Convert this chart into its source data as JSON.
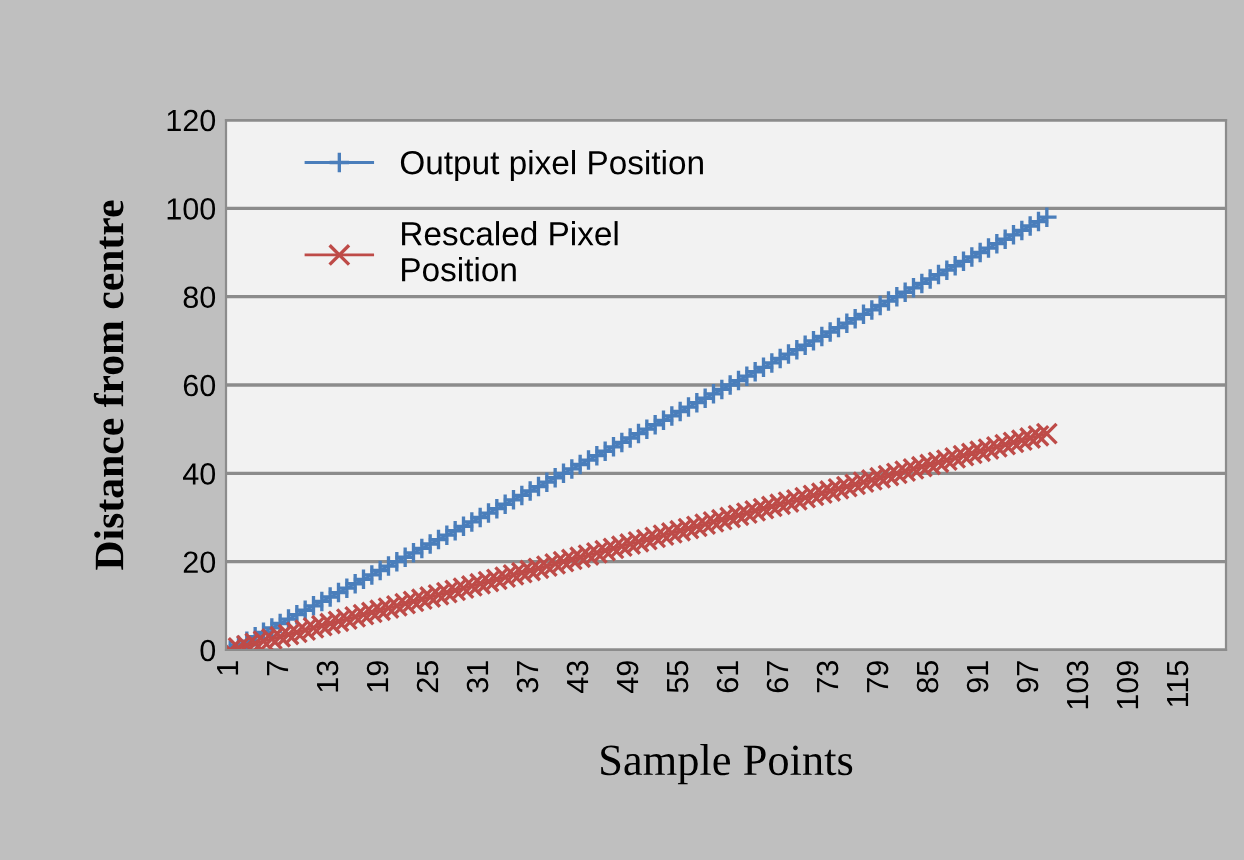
{
  "chart_data": {
    "type": "line",
    "xlabel": "Sample Points",
    "ylabel": "Distance from centre",
    "x": [
      1,
      2,
      3,
      4,
      5,
      6,
      7,
      8,
      9,
      10,
      11,
      12,
      13,
      14,
      15,
      16,
      17,
      18,
      19,
      20,
      21,
      22,
      23,
      24,
      25,
      26,
      27,
      28,
      29,
      30,
      31,
      32,
      33,
      34,
      35,
      36,
      37,
      38,
      39,
      40,
      41,
      42,
      43,
      44,
      45,
      46,
      47,
      48,
      49,
      50,
      51,
      52,
      53,
      54,
      55,
      56,
      57,
      58,
      59,
      60,
      61,
      62,
      63,
      64,
      65,
      66,
      67,
      68,
      69,
      70,
      71,
      72,
      73,
      74,
      75,
      76,
      77,
      78,
      79,
      80,
      81,
      82,
      83,
      84,
      85,
      86,
      87,
      88,
      89,
      90,
      91,
      92,
      93,
      94,
      95,
      96,
      97,
      98,
      99
    ],
    "series": [
      {
        "name": "Output pixel Position",
        "color": "#4a7ebb",
        "marker": "cross",
        "values": [
          0,
          1,
          2,
          3,
          4,
          5,
          6,
          7,
          8,
          9,
          10,
          11,
          12,
          13,
          14,
          15,
          16,
          17,
          18,
          19,
          20,
          21,
          22,
          23,
          24,
          25,
          26,
          27,
          28,
          29,
          30,
          31,
          32,
          33,
          34,
          35,
          36,
          37,
          38,
          39,
          40,
          41,
          42,
          43,
          44,
          45,
          46,
          47,
          48,
          49,
          50,
          51,
          52,
          53,
          54,
          55,
          56,
          57,
          58,
          59,
          60,
          61,
          62,
          63,
          64,
          65,
          66,
          67,
          68,
          69,
          70,
          71,
          72,
          73,
          74,
          75,
          76,
          77,
          78,
          79,
          80,
          81,
          82,
          83,
          84,
          85,
          86,
          87,
          88,
          89,
          90,
          91,
          92,
          93,
          94,
          95,
          96,
          97,
          98
        ]
      },
      {
        "name": "Rescaled Pixel\nPosition",
        "color": "#be4b48",
        "marker": "cross",
        "values": [
          0,
          0.5,
          1,
          1.5,
          2,
          2.5,
          3,
          3.5,
          4,
          4.5,
          5,
          5.5,
          6,
          6.5,
          7,
          7.5,
          8,
          8.5,
          9,
          9.5,
          10,
          10.5,
          11,
          11.5,
          12,
          12.5,
          13,
          13.5,
          14,
          14.5,
          15,
          15.5,
          16,
          16.5,
          17,
          17.5,
          18,
          18.5,
          19,
          19.5,
          20,
          20.5,
          21,
          21.5,
          22,
          22.5,
          23,
          23.5,
          24,
          24.5,
          25,
          25.5,
          26,
          26.5,
          27,
          27.5,
          28,
          28.5,
          29,
          29.5,
          30,
          30.5,
          31,
          31.5,
          32,
          32.5,
          33,
          33.5,
          34,
          34.5,
          35,
          35.5,
          36,
          36.5,
          37,
          37.5,
          38,
          38.5,
          39,
          39.5,
          40,
          40.5,
          41,
          41.5,
          42,
          42.5,
          43,
          43.5,
          44,
          44.5,
          45,
          45.5,
          46,
          46.5,
          47,
          47.5,
          48,
          48.5,
          49
        ]
      }
    ],
    "xlim": [
      0.5,
      120.5
    ],
    "xticks": [
      1,
      7,
      13,
      19,
      25,
      31,
      37,
      43,
      49,
      55,
      61,
      67,
      73,
      79,
      85,
      91,
      97,
      103,
      109,
      115
    ],
    "ylim": [
      0,
      120
    ],
    "yticks": [
      0,
      20,
      40,
      60,
      80,
      100,
      120
    ],
    "grid": "y",
    "legend": "top left"
  }
}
□ □ □ □ □
# Your instructions
All of the material above is to be copied exactly, except for its images.

# Response to the task
Convert this chart into its source data as JSON.
{
  "chart_data": {
    "type": "line",
    "xlabel": "Sample Points",
    "ylabel": "Distance from centre",
    "x": [
      1,
      2,
      3,
      4,
      5,
      6,
      7,
      8,
      9,
      10,
      11,
      12,
      13,
      14,
      15,
      16,
      17,
      18,
      19,
      20,
      21,
      22,
      23,
      24,
      25,
      26,
      27,
      28,
      29,
      30,
      31,
      32,
      33,
      34,
      35,
      36,
      37,
      38,
      39,
      40,
      41,
      42,
      43,
      44,
      45,
      46,
      47,
      48,
      49,
      50,
      51,
      52,
      53,
      54,
      55,
      56,
      57,
      58,
      59,
      60,
      61,
      62,
      63,
      64,
      65,
      66,
      67,
      68,
      69,
      70,
      71,
      72,
      73,
      74,
      75,
      76,
      77,
      78,
      79,
      80,
      81,
      82,
      83,
      84,
      85,
      86,
      87,
      88,
      89,
      90,
      91,
      92,
      93,
      94,
      95,
      96,
      97,
      98,
      99
    ],
    "series": [
      {
        "name": "Output pixel Position",
        "color": "#4a7ebb",
        "marker": "cross",
        "values": [
          0,
          1,
          2,
          3,
          4,
          5,
          6,
          7,
          8,
          9,
          10,
          11,
          12,
          13,
          14,
          15,
          16,
          17,
          18,
          19,
          20,
          21,
          22,
          23,
          24,
          25,
          26,
          27,
          28,
          29,
          30,
          31,
          32,
          33,
          34,
          35,
          36,
          37,
          38,
          39,
          40,
          41,
          42,
          43,
          44,
          45,
          46,
          47,
          48,
          49,
          50,
          51,
          52,
          53,
          54,
          55,
          56,
          57,
          58,
          59,
          60,
          61,
          62,
          63,
          64,
          65,
          66,
          67,
          68,
          69,
          70,
          71,
          72,
          73,
          74,
          75,
          76,
          77,
          78,
          79,
          80,
          81,
          82,
          83,
          84,
          85,
          86,
          87,
          88,
          89,
          90,
          91,
          92,
          93,
          94,
          95,
          96,
          97,
          98
        ]
      },
      {
        "name": "Rescaled Pixel\nPosition",
        "color": "#be4b48",
        "marker": "cross",
        "values": [
          0,
          0.5,
          1,
          1.5,
          2,
          2.5,
          3,
          3.5,
          4,
          4.5,
          5,
          5.5,
          6,
          6.5,
          7,
          7.5,
          8,
          8.5,
          9,
          9.5,
          10,
          10.5,
          11,
          11.5,
          12,
          12.5,
          13,
          13.5,
          14,
          14.5,
          15,
          15.5,
          16,
          16.5,
          17,
          17.5,
          18,
          18.5,
          19,
          19.5,
          20,
          20.5,
          21,
          21.5,
          22,
          22.5,
          23,
          23.5,
          24,
          24.5,
          25,
          25.5,
          26,
          26.5,
          27,
          27.5,
          28,
          28.5,
          29,
          29.5,
          30,
          30.5,
          31,
          31.5,
          32,
          32.5,
          33,
          33.5,
          34,
          34.5,
          35,
          35.5,
          36,
          36.5,
          37,
          37.5,
          38,
          38.5,
          39,
          39.5,
          40,
          40.5,
          41,
          41.5,
          42,
          42.5,
          43,
          43.5,
          44,
          44.5,
          45,
          45.5,
          46,
          46.5,
          47,
          47.5,
          48,
          48.5,
          49
        ]
      }
    ],
    "xlim": [
      0.5,
      120.5
    ],
    "xticks": [
      1,
      7,
      13,
      19,
      25,
      31,
      37,
      43,
      49,
      55,
      61,
      67,
      73,
      79,
      85,
      91,
      97,
      103,
      109,
      115
    ],
    "ylim": [
      0,
      120
    ],
    "yticks": [
      0,
      20,
      40,
      60,
      80,
      100,
      120
    ],
    "grid": "y",
    "legend": "top left"
  }
}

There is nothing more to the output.